• **TASK BRIEF**
Select all lines holding the word "name" from the entries that follow.

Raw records
>>>>

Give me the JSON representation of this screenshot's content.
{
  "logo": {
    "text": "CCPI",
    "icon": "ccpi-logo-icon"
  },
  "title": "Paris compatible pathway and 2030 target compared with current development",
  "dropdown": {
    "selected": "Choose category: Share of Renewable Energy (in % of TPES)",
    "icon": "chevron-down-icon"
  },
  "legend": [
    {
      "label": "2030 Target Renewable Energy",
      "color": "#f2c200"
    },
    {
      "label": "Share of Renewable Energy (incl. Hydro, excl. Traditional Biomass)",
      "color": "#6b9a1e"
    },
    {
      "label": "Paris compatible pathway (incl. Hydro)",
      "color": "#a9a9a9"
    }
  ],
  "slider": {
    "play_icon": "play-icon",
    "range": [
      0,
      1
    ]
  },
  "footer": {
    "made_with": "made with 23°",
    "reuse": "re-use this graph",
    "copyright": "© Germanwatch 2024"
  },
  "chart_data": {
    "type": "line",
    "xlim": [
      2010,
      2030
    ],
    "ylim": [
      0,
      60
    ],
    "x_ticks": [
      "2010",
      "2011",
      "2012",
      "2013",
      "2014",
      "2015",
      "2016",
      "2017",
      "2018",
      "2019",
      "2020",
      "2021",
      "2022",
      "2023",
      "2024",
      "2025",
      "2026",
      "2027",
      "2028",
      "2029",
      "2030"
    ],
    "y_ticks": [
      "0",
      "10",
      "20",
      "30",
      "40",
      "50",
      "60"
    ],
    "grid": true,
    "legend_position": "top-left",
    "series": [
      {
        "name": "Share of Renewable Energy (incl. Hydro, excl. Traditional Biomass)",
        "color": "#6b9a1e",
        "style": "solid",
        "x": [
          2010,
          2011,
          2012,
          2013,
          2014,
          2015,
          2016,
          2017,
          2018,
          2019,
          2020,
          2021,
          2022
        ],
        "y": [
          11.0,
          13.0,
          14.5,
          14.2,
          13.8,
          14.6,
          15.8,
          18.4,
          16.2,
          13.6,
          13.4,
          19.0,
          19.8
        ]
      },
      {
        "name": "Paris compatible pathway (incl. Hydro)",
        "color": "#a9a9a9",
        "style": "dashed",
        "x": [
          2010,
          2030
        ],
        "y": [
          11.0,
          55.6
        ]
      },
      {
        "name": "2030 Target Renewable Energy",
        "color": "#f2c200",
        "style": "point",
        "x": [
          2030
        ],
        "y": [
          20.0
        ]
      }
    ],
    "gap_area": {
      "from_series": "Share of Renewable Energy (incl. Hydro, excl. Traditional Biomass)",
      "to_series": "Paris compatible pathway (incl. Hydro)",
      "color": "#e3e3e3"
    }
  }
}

<<<<

• **TASK OUTPUT**
        "name": "Share of Renewable Energy (incl. Hydro, excl. Traditional Biomass)",
        "name": "Paris compatible pathway (incl. Hydro)",
        "name": "2030 Target Renewable Energy",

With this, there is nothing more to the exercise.